• What you have to do:
Comb through the entries for "typically" and pull out each line that holds it.
···
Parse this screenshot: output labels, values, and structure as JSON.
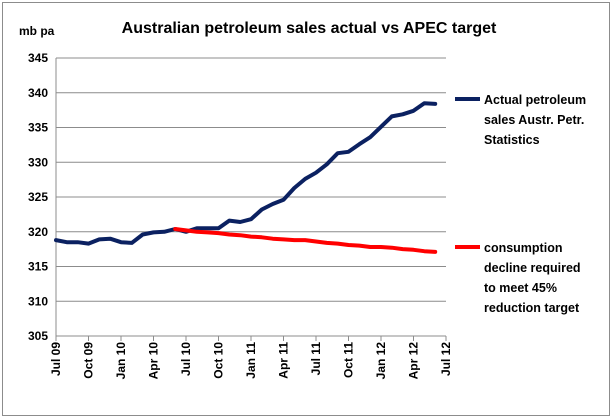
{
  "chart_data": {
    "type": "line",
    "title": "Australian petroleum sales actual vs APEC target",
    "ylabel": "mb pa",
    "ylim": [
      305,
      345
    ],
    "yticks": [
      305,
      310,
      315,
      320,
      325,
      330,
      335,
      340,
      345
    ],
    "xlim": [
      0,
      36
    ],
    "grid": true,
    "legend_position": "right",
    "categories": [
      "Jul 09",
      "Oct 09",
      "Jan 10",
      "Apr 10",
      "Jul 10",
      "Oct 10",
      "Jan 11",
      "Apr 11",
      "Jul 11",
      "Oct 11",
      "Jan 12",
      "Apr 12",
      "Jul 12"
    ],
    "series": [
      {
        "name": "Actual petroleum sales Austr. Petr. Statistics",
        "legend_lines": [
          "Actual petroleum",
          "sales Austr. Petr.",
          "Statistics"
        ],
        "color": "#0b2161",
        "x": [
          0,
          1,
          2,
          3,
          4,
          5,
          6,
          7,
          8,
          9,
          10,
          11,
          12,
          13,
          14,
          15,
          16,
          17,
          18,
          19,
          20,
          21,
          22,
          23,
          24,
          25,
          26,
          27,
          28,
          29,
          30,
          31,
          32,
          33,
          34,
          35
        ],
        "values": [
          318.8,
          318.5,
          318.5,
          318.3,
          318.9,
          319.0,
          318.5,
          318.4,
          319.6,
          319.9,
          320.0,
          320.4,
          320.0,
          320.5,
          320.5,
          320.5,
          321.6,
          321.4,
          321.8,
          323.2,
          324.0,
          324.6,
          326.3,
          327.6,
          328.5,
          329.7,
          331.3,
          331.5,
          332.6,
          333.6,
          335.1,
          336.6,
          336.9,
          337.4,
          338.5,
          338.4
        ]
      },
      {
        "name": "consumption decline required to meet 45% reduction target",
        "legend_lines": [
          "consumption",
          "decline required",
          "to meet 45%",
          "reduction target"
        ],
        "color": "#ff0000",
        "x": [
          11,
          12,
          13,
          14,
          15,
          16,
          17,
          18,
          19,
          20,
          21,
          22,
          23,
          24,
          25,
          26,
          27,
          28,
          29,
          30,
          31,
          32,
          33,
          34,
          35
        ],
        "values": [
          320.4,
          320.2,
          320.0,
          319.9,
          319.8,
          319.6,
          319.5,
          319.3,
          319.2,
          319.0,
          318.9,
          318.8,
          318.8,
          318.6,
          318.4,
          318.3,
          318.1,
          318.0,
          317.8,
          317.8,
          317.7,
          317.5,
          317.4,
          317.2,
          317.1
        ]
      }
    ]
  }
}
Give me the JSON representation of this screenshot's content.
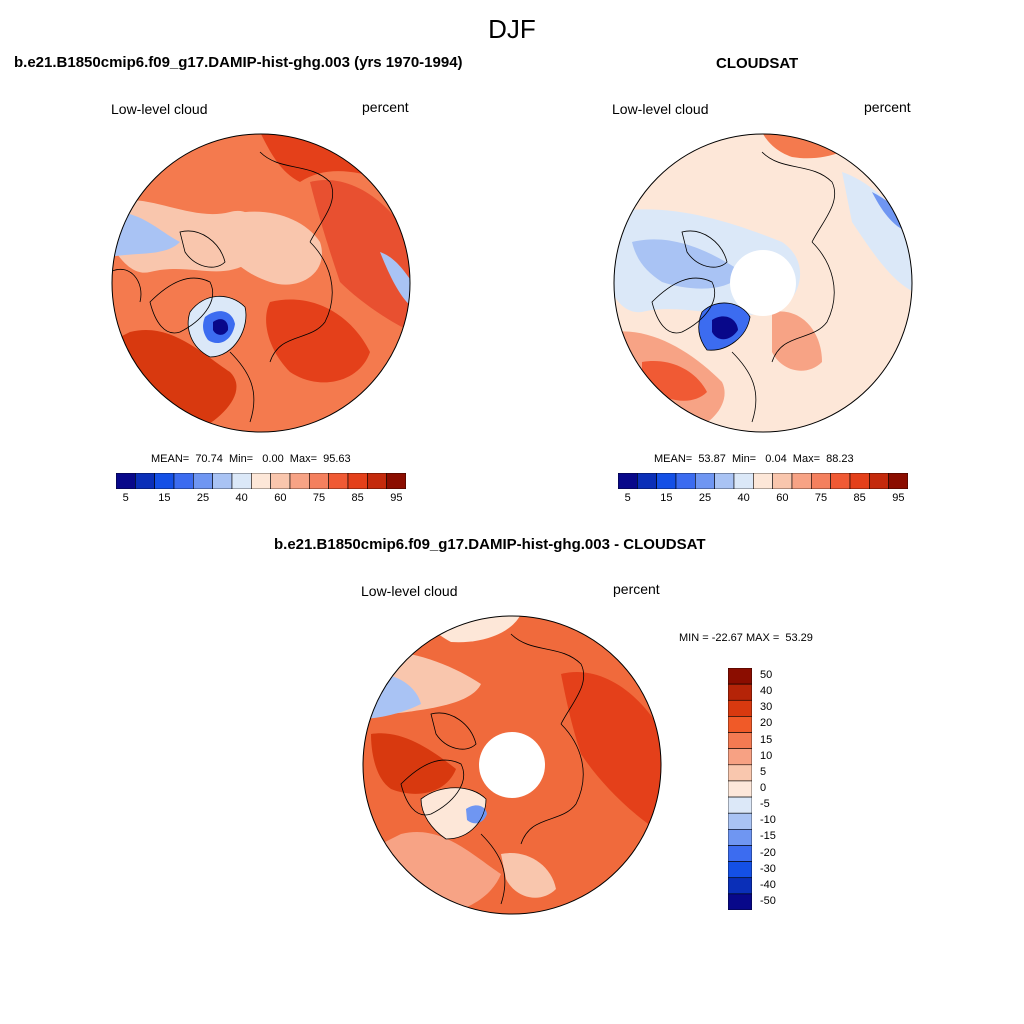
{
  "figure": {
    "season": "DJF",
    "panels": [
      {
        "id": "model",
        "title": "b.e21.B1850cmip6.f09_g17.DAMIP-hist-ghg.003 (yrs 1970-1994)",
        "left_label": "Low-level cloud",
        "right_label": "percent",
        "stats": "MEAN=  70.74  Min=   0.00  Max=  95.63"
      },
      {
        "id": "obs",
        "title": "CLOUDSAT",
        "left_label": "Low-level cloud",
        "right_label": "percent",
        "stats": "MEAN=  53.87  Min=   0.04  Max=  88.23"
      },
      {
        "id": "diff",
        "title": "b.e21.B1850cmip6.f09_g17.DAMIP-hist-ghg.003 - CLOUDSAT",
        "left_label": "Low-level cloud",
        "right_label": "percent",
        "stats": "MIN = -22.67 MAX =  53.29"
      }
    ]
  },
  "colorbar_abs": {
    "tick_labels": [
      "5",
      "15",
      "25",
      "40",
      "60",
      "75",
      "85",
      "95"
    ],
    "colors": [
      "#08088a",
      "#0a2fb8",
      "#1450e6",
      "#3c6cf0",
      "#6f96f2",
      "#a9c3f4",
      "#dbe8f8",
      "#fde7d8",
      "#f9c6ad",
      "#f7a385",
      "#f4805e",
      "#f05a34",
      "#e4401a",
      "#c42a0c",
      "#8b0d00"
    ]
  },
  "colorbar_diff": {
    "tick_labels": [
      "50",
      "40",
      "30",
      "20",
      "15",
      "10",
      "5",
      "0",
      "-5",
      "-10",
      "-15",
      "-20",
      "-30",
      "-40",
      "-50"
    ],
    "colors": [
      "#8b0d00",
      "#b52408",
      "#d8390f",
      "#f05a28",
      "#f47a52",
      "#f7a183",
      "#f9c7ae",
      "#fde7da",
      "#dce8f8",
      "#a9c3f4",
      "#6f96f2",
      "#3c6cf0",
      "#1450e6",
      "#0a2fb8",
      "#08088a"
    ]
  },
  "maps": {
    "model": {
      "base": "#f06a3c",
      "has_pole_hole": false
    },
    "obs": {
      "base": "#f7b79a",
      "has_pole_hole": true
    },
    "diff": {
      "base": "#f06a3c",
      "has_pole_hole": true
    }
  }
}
···
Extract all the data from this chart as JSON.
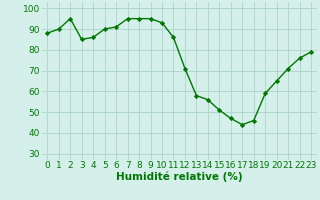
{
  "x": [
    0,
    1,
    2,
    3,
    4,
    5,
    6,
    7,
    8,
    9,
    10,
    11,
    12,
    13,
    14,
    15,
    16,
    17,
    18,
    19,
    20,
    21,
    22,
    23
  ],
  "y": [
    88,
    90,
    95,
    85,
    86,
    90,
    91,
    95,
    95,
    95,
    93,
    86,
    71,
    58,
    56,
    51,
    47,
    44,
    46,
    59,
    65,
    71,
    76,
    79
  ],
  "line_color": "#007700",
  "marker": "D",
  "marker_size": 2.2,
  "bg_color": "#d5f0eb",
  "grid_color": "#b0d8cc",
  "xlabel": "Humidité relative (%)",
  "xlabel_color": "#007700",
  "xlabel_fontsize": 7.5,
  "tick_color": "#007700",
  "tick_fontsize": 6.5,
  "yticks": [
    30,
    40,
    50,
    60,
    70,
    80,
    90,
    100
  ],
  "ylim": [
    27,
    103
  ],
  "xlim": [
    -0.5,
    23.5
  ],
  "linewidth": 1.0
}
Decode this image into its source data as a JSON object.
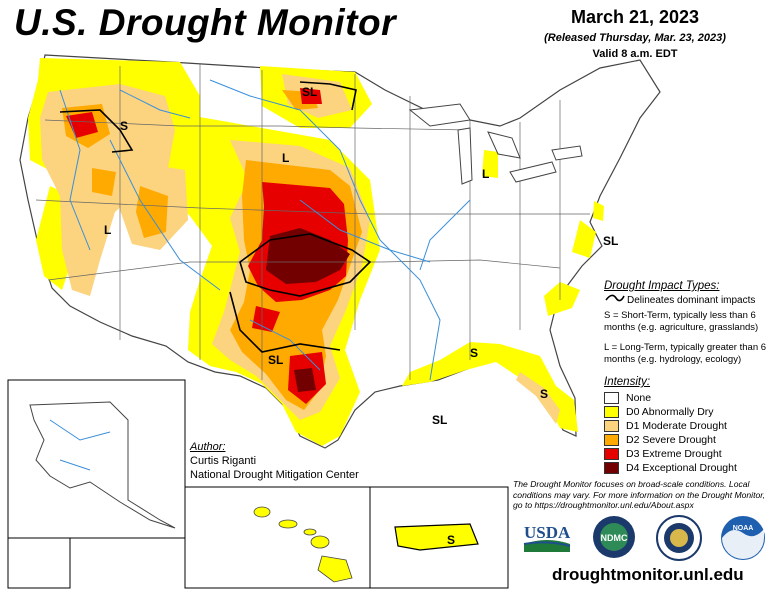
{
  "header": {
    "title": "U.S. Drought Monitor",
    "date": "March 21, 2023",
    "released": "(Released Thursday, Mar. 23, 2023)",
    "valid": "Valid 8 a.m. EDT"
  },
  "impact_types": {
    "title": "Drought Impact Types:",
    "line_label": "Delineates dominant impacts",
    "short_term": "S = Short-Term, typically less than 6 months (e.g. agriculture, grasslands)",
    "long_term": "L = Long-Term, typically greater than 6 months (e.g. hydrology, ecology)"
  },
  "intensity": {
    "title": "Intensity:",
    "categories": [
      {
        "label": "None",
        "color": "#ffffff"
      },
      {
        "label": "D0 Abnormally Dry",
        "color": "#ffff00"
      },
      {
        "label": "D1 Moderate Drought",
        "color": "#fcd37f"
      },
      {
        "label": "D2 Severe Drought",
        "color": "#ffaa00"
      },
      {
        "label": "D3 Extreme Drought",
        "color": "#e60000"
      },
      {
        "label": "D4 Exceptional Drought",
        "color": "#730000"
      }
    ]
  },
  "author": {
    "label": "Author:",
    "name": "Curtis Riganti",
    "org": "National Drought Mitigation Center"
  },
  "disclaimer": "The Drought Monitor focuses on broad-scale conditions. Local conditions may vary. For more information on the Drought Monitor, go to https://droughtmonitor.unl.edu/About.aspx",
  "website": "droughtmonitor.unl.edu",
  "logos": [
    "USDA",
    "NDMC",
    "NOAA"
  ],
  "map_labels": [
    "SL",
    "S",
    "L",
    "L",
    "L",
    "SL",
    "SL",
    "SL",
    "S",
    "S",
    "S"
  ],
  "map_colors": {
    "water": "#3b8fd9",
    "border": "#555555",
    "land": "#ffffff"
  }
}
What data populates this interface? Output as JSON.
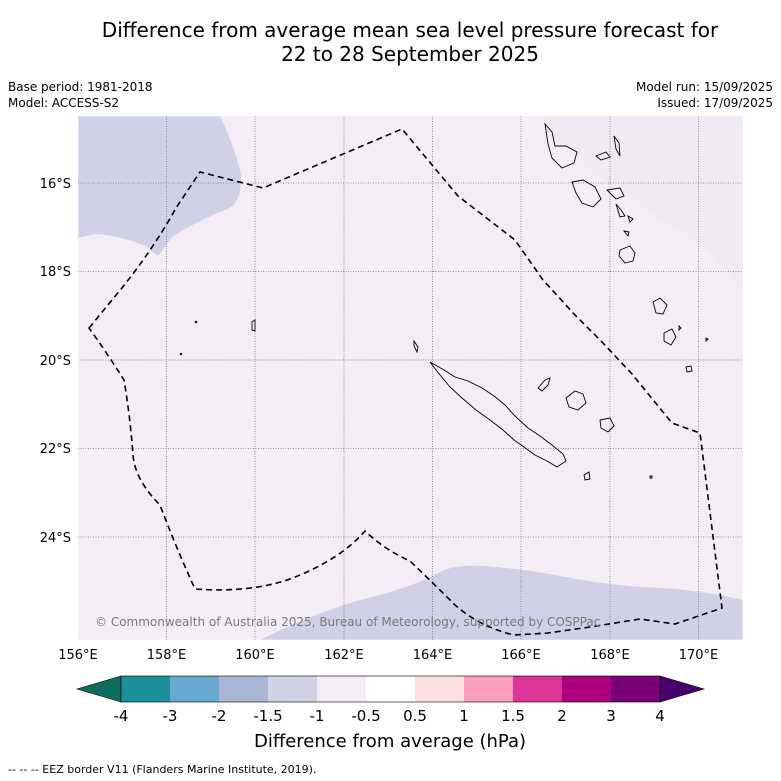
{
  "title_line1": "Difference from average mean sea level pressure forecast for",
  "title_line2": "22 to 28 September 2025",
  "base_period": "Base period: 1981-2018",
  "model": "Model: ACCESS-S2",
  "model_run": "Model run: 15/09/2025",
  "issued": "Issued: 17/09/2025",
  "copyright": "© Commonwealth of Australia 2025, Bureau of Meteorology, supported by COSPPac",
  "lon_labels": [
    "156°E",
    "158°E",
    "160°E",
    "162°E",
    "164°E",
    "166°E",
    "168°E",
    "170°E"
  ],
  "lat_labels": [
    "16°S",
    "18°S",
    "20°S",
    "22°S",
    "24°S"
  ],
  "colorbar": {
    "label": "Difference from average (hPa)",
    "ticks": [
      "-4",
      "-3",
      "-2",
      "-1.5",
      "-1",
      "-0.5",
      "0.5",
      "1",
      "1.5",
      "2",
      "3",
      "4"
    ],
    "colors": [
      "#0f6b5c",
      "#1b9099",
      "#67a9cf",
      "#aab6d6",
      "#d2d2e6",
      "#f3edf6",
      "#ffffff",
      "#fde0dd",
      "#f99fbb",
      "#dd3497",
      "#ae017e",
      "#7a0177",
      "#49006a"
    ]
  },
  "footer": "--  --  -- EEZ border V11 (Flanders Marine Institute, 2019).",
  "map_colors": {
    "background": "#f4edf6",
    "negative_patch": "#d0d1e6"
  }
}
···
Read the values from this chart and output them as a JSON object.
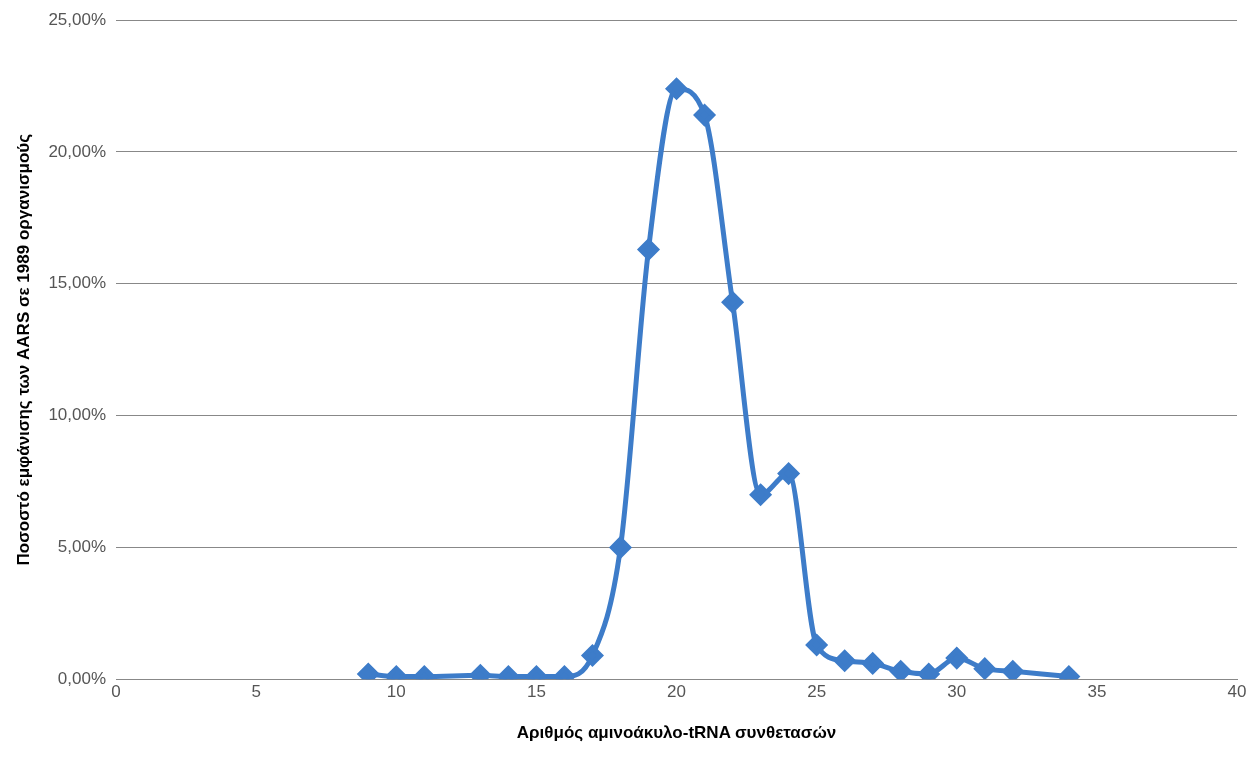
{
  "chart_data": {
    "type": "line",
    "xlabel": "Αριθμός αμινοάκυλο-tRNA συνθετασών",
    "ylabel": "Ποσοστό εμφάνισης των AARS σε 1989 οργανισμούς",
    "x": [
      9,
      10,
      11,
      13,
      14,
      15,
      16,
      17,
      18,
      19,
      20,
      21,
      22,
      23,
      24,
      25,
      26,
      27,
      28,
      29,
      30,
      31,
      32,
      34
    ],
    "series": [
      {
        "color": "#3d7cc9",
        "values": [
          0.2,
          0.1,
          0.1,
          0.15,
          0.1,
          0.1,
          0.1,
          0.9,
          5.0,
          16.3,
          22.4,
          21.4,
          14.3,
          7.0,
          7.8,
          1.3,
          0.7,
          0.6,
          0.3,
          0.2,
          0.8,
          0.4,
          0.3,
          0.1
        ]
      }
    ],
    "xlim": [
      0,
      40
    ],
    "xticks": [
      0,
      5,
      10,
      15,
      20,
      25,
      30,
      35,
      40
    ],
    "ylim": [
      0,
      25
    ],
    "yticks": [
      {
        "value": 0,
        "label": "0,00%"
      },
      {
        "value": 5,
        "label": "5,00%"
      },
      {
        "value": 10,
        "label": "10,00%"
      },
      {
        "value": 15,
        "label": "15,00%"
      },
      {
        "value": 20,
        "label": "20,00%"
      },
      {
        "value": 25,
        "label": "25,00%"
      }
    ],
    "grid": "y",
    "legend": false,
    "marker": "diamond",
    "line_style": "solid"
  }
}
···
• Correct response:
    "short_term": "S = Short-Term, typically less than 6 months (e.g. agriculture, grasslands)",
    "long_term": "L = Long-Term, typically greater than 6 months (e.g. hydrology, ecology)"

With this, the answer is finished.